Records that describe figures
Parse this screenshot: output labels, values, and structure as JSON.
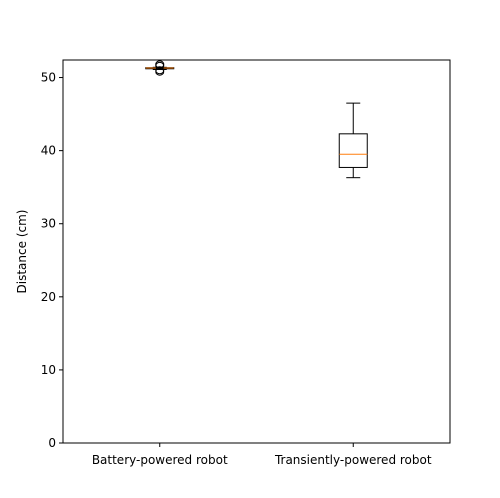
{
  "chart_data": {
    "type": "boxplot",
    "title": "",
    "xlabel": "",
    "ylabel": "Distance (cm)",
    "ylim": [
      0,
      52.4
    ],
    "yticks": [
      0,
      10,
      20,
      30,
      40,
      50
    ],
    "categories": [
      "Battery-powered robot",
      "Transiently-powered robot"
    ],
    "boxes": [
      {
        "name": "Battery-powered robot",
        "whisker_low": 51.1,
        "q1": 51.2,
        "median": 51.3,
        "q3": 51.35,
        "whisker_high": 51.4,
        "outliers": [
          50.8,
          51.0,
          51.6,
          51.8
        ]
      },
      {
        "name": "Transiently-powered robot",
        "whisker_low": 36.3,
        "q1": 37.7,
        "median": 39.5,
        "q3": 42.3,
        "whisker_high": 46.5,
        "outliers": []
      }
    ],
    "grid": false,
    "colors": {
      "box": "#000000",
      "median": "#ff7f0e",
      "axis": "#000000"
    }
  }
}
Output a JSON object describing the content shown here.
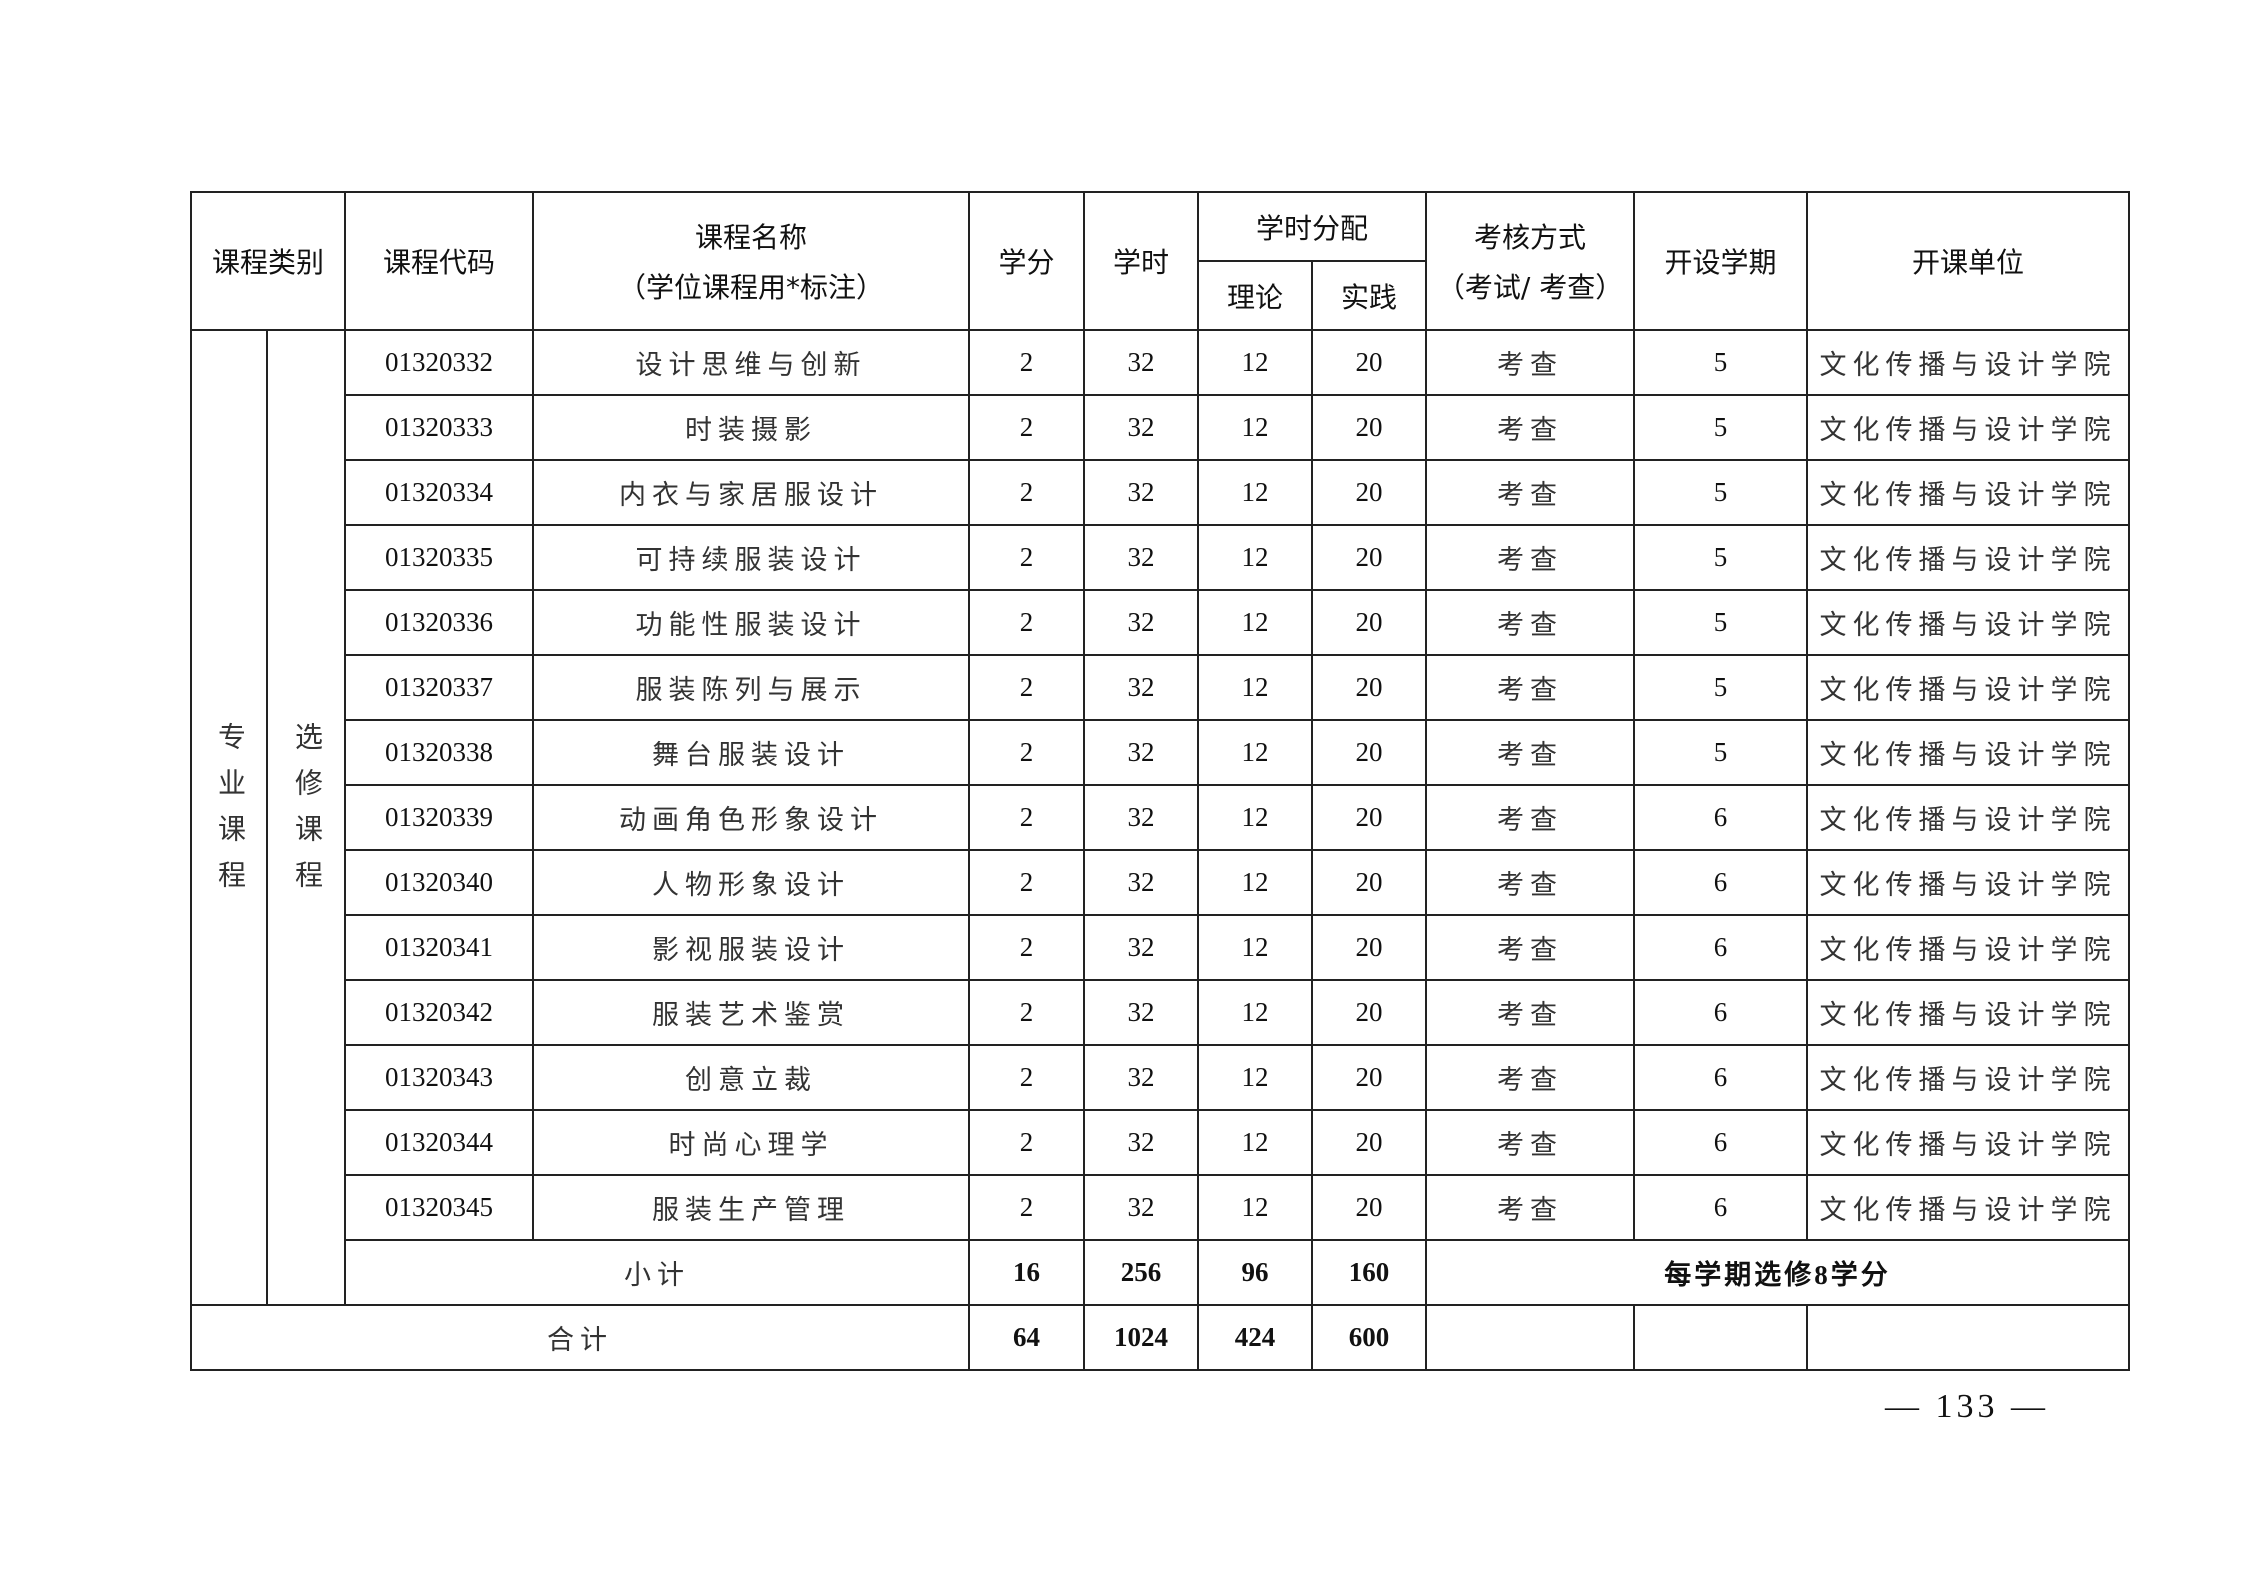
{
  "header": {
    "category": "课程类别",
    "code": "课程代码",
    "name_line1": "课程名称",
    "name_line2": "（学位课程用*标注）",
    "credits": "学分",
    "hours": "学时",
    "hours_split": "学时分配",
    "theory": "理论",
    "practice": "实践",
    "exam_line1": "考核方式",
    "exam_line2": "（考试/ 考查）",
    "semester": "开设学期",
    "unit": "开课单位"
  },
  "category": {
    "main": "专业课程",
    "sub": "选修课程"
  },
  "rows": [
    {
      "code": "01320332",
      "name": "设计思维与创新",
      "credits": "2",
      "hours": "32",
      "theory": "12",
      "practice": "20",
      "exam": "考查",
      "semester": "5",
      "unit": "文化传播与设计学院"
    },
    {
      "code": "01320333",
      "name": "时装摄影",
      "credits": "2",
      "hours": "32",
      "theory": "12",
      "practice": "20",
      "exam": "考查",
      "semester": "5",
      "unit": "文化传播与设计学院"
    },
    {
      "code": "01320334",
      "name": "内衣与家居服设计",
      "credits": "2",
      "hours": "32",
      "theory": "12",
      "practice": "20",
      "exam": "考查",
      "semester": "5",
      "unit": "文化传播与设计学院"
    },
    {
      "code": "01320335",
      "name": "可持续服装设计",
      "credits": "2",
      "hours": "32",
      "theory": "12",
      "practice": "20",
      "exam": "考查",
      "semester": "5",
      "unit": "文化传播与设计学院"
    },
    {
      "code": "01320336",
      "name": "功能性服装设计",
      "credits": "2",
      "hours": "32",
      "theory": "12",
      "practice": "20",
      "exam": "考查",
      "semester": "5",
      "unit": "文化传播与设计学院"
    },
    {
      "code": "01320337",
      "name": "服装陈列与展示",
      "credits": "2",
      "hours": "32",
      "theory": "12",
      "practice": "20",
      "exam": "考查",
      "semester": "5",
      "unit": "文化传播与设计学院"
    },
    {
      "code": "01320338",
      "name": "舞台服装设计",
      "credits": "2",
      "hours": "32",
      "theory": "12",
      "practice": "20",
      "exam": "考查",
      "semester": "5",
      "unit": "文化传播与设计学院"
    },
    {
      "code": "01320339",
      "name": "动画角色形象设计",
      "credits": "2",
      "hours": "32",
      "theory": "12",
      "practice": "20",
      "exam": "考查",
      "semester": "6",
      "unit": "文化传播与设计学院"
    },
    {
      "code": "01320340",
      "name": "人物形象设计",
      "credits": "2",
      "hours": "32",
      "theory": "12",
      "practice": "20",
      "exam": "考查",
      "semester": "6",
      "unit": "文化传播与设计学院"
    },
    {
      "code": "01320341",
      "name": "影视服装设计",
      "credits": "2",
      "hours": "32",
      "theory": "12",
      "practice": "20",
      "exam": "考查",
      "semester": "6",
      "unit": "文化传播与设计学院"
    },
    {
      "code": "01320342",
      "name": "服装艺术鉴赏",
      "credits": "2",
      "hours": "32",
      "theory": "12",
      "practice": "20",
      "exam": "考查",
      "semester": "6",
      "unit": "文化传播与设计学院"
    },
    {
      "code": "01320343",
      "name": "创意立裁",
      "credits": "2",
      "hours": "32",
      "theory": "12",
      "practice": "20",
      "exam": "考查",
      "semester": "6",
      "unit": "文化传播与设计学院"
    },
    {
      "code": "01320344",
      "name": "时尚心理学",
      "credits": "2",
      "hours": "32",
      "theory": "12",
      "practice": "20",
      "exam": "考查",
      "semester": "6",
      "unit": "文化传播与设计学院"
    },
    {
      "code": "01320345",
      "name": "服装生产管理",
      "credits": "2",
      "hours": "32",
      "theory": "12",
      "practice": "20",
      "exam": "考查",
      "semester": "6",
      "unit": "文化传播与设计学院"
    }
  ],
  "subtotal": {
    "label": "小计",
    "credits": "16",
    "hours": "256",
    "theory": "96",
    "practice": "160",
    "note": "每学期选修8学分"
  },
  "total": {
    "label": "合计",
    "credits": "64",
    "hours": "1024",
    "theory": "424",
    "practice": "600"
  },
  "page_number": "— 133 —"
}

• **Directive**
Return the material exactly as given, apart from the pictures.

• **Problem solution**
Parse this screenshot: output labels, values, and structure as JSON.
{
  "chart_data": {
    "type": "boxplot",
    "title": "",
    "xlabel": "",
    "ylabel": "Distance (cm)",
    "ylim": [
      0,
      52.4
    ],
    "yticks": [
      0,
      10,
      20,
      30,
      40,
      50
    ],
    "categories": [
      "Battery-powered robot",
      "Transiently-powered robot"
    ],
    "boxes": [
      {
        "name": "Battery-powered robot",
        "whisker_low": 51.1,
        "q1": 51.2,
        "median": 51.3,
        "q3": 51.35,
        "whisker_high": 51.4,
        "outliers": [
          50.8,
          51.0,
          51.6,
          51.8
        ]
      },
      {
        "name": "Transiently-powered robot",
        "whisker_low": 36.3,
        "q1": 37.7,
        "median": 39.5,
        "q3": 42.3,
        "whisker_high": 46.5,
        "outliers": []
      }
    ],
    "grid": false,
    "colors": {
      "box": "#000000",
      "median": "#ff7f0e",
      "axis": "#000000"
    }
  }
}
Output a JSON object describing the content shown here.
{
  "header": {
    "category": "课程类别",
    "code": "课程代码",
    "name_line1": "课程名称",
    "name_line2": "（学位课程用*标注）",
    "credits": "学分",
    "hours": "学时",
    "hours_split": "学时分配",
    "theory": "理论",
    "practice": "实践",
    "exam_line1": "考核方式",
    "exam_line2": "（考试/ 考查）",
    "semester": "开设学期",
    "unit": "开课单位"
  },
  "category": {
    "main": "专业课程",
    "sub": "选修课程"
  },
  "rows": [
    {
      "code": "01320332",
      "name": "设计思维与创新",
      "credits": "2",
      "hours": "32",
      "theory": "12",
      "practice": "20",
      "exam": "考查",
      "semester": "5",
      "unit": "文化传播与设计学院"
    },
    {
      "code": "01320333",
      "name": "时装摄影",
      "credits": "2",
      "hours": "32",
      "theory": "12",
      "practice": "20",
      "exam": "考查",
      "semester": "5",
      "unit": "文化传播与设计学院"
    },
    {
      "code": "01320334",
      "name": "内衣与家居服设计",
      "credits": "2",
      "hours": "32",
      "theory": "12",
      "practice": "20",
      "exam": "考查",
      "semester": "5",
      "unit": "文化传播与设计学院"
    },
    {
      "code": "01320335",
      "name": "可持续服装设计",
      "credits": "2",
      "hours": "32",
      "theory": "12",
      "practice": "20",
      "exam": "考查",
      "semester": "5",
      "unit": "文化传播与设计学院"
    },
    {
      "code": "01320336",
      "name": "功能性服装设计",
      "credits": "2",
      "hours": "32",
      "theory": "12",
      "practice": "20",
      "exam": "考查",
      "semester": "5",
      "unit": "文化传播与设计学院"
    },
    {
      "code": "01320337",
      "name": "服装陈列与展示",
      "credits": "2",
      "hours": "32",
      "theory": "12",
      "practice": "20",
      "exam": "考查",
      "semester": "5",
      "unit": "文化传播与设计学院"
    },
    {
      "code": "01320338",
      "name": "舞台服装设计",
      "credits": "2",
      "hours": "32",
      "theory": "12",
      "practice": "20",
      "exam": "考查",
      "semester": "5",
      "unit": "文化传播与设计学院"
    },
    {
      "code": "01320339",
      "name": "动画角色形象设计",
      "credits": "2",
      "hours": "32",
      "theory": "12",
      "practice": "20",
      "exam": "考查",
      "semester": "6",
      "unit": "文化传播与设计学院"
    },
    {
      "code": "01320340",
      "name": "人物形象设计",
      "credits": "2",
      "hours": "32",
      "theory": "12",
      "practice": "20",
      "exam": "考查",
      "semester": "6",
      "unit": "文化传播与设计学院"
    },
    {
      "code": "01320341",
      "name": "影视服装设计",
      "credits": "2",
      "hours": "32",
      "theory": "12",
      "practice": "20",
      "exam": "考查",
      "semester": "6",
      "unit": "文化传播与设计学院"
    },
    {
      "code": "01320342",
      "name": "服装艺术鉴赏",
      "credits": "2",
      "hours": "32",
      "theory": "12",
      "practice": "20",
      "exam": "考查",
      "semester": "6",
      "unit": "文化传播与设计学院"
    },
    {
      "code": "01320343",
      "name": "创意立裁",
      "credits": "2",
      "hours": "32",
      "theory": "12",
      "practice": "20",
      "exam": "考查",
      "semester": "6",
      "unit": "文化传播与设计学院"
    },
    {
      "code": "01320344",
      "name": "时尚心理学",
      "credits": "2",
      "hours": "32",
      "theory": "12",
      "practice": "20",
      "exam": "考查",
      "semester": "6",
      "unit": "文化传播与设计学院"
    },
    {
      "code": "01320345",
      "name": "服装生产管理",
      "credits": "2",
      "hours": "32",
      "theory": "12",
      "practice": "20",
      "exam": "考查",
      "semester": "6",
      "unit": "文化传播与设计学院"
    }
  ],
  "subtotal": {
    "label": "小计",
    "credits": "16",
    "hours": "256",
    "theory": "96",
    "practice": "160",
    "note": "每学期选修8学分"
  },
  "total": {
    "label": "合计",
    "credits": "64",
    "hours": "1024",
    "theory": "424",
    "practice": "600"
  },
  "page_number": "— 133 —"
}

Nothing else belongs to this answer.